§ Exercise: Only lines holding the string "kind" are wanted; copy each one from the material.

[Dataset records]
━━━━━━━━━━

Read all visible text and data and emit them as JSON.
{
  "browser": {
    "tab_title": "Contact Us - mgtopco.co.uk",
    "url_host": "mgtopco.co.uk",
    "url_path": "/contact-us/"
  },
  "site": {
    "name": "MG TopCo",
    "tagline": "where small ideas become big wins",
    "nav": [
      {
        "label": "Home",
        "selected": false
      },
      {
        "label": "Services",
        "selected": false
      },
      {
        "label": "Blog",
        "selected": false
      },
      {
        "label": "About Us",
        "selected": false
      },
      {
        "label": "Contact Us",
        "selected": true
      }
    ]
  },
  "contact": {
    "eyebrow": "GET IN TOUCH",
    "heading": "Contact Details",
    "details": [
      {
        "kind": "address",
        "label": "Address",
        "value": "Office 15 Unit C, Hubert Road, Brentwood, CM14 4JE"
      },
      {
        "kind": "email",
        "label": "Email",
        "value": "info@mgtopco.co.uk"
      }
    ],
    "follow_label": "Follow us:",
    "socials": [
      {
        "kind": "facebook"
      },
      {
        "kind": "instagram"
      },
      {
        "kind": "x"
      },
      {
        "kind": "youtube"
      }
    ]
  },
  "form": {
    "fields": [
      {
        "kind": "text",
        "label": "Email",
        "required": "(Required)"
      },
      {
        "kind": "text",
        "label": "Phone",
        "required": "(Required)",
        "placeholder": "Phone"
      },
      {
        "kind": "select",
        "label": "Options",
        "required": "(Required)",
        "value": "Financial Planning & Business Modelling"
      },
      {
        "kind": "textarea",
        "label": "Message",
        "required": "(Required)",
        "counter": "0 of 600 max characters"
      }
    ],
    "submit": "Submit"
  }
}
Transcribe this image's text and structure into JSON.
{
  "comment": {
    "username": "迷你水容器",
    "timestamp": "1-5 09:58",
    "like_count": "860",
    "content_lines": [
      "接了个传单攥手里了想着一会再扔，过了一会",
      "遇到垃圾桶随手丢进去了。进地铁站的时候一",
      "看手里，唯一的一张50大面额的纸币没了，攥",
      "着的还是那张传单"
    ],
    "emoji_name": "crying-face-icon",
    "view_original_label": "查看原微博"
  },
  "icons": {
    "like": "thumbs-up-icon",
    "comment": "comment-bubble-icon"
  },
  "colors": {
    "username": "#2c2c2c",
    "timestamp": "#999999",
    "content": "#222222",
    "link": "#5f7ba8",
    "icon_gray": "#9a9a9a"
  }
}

━━━━━━━━━━

§ Completed exercise:
        "kind": "address",
        "kind": "email",
        "kind": "facebook"
        "kind": "instagram"
        "kind": "x"
        "kind": "youtube"
        "kind": "text",
        "kind": "text",
        "kind": "select",
        "kind": "textarea",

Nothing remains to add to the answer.